§ Instruction
Restate the whole listing exactly.
Start of Records provided
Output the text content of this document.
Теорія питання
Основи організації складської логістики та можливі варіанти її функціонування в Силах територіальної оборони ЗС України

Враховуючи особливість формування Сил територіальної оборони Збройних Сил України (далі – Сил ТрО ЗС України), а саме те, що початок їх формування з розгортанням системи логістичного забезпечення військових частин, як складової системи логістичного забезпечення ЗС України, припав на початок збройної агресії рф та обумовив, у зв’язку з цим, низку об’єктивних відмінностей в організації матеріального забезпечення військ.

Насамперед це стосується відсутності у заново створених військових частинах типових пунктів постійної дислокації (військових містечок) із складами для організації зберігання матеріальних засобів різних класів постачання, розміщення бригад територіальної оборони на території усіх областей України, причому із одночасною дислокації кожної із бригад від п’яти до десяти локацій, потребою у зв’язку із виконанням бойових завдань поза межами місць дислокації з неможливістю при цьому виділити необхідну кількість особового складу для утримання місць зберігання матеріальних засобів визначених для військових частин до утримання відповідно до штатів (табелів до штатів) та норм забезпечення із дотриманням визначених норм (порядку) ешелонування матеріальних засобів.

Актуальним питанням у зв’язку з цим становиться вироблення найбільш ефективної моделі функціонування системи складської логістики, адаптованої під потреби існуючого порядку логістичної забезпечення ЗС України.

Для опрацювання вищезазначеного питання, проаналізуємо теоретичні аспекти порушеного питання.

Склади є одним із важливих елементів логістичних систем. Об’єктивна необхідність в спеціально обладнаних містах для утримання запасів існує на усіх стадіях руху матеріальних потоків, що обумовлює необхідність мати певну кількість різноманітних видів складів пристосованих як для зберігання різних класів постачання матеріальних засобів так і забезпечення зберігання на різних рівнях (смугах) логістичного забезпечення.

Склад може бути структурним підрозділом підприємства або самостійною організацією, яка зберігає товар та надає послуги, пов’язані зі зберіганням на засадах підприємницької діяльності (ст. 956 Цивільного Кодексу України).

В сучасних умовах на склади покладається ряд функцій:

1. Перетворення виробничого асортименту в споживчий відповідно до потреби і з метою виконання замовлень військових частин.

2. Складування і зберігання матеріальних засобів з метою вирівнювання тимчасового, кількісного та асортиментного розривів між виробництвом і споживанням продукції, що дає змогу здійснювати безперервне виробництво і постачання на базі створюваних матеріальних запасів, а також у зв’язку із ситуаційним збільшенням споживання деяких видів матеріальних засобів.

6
End of Records provided
§ Output for this task
Output the text content of this document.
Теорія питання
Основи організації складської логістики та можливі варіанти її функціонування в Силах територіальної оборони ЗС України

Враховуючи особливість формування Сил територіальної оборони Збройних Сил України (далі – Сил ТрО ЗС України), а саме те, що початок їх формування з розгортанням системи логістичного забезпечення військових частин, як складової системи логістичного забезпечення ЗС України, припав на початок збройної агресії рф та обумовив, у зв’язку з цим, низку об’єктивних відмінностей в організації матеріального забезпечення військ.

Насамперед це стосується відсутності у заново створених військових частинах типових пунктів постійної дислокації (військових містечок) із складами для організації зберігання матеріальних засобів різних класів постачання, розміщення бригад територіальної оборони на території усіх областей України, причому із одночасною дислокації кожної із бригад від п’яти до десяти локацій, потребою у зв’язку із виконанням бойових завдань поза межами місць дислокації з неможливістю при цьому виділити необхідну кількість особового складу для утримання місць зберігання матеріальних засобів визначених для військових частин до утримання відповідно до штатів (табелів до штатів) та норм забезпечення із дотриманням визначених норм (порядку) ешелонування матеріальних засобів.

Актуальним питанням у зв’язку з цим становиться вироблення найбільш ефективної моделі функціонування системи складської логістики, адаптованої під потреби існуючого порядку логістичної забезпечення ЗС України.

Для опрацювання вищезазначеного питання, проаналізуємо теоретичні аспекти порушеного питання.

Склади є одним із важливих елементів логістичних систем. Об’єктивна необхідність в спеціально обладнаних містах для утримання запасів існує на усіх стадіях руху матеріальних потоків, що обумовлює необхідність мати певну кількість різноманітних видів складів пристосованих як для зберігання різних класів постачання матеріальних засобів так і забезпечення зберігання на різних рівнях (смугах) логістичного забезпечення.

Склад може бути структурним підрозділом підприємства або самостійною організацією, яка зберігає товар та надає послуги, пов’язані зі зберіганням на засадах підприємницької діяльності (ст. 956 Цивільного Кодексу України).

В сучасних умовах на склади покладається ряд функцій:

1. Перетворення виробничого асортименту в споживчий відповідно до потреби і з метою виконання замовлень військових частин.

2. Складування і зберігання матеріальних засобів з метою вирівнювання тимчасового, кількісного та асортиментного розривів між виробництвом і споживанням продукції, що дає змогу здійснювати безперервне виробництво і постачання на базі створюваних матеріальних запасів, а також у зв’язку із ситуаційним збільшенням споживання деяких видів матеріальних засобів.

6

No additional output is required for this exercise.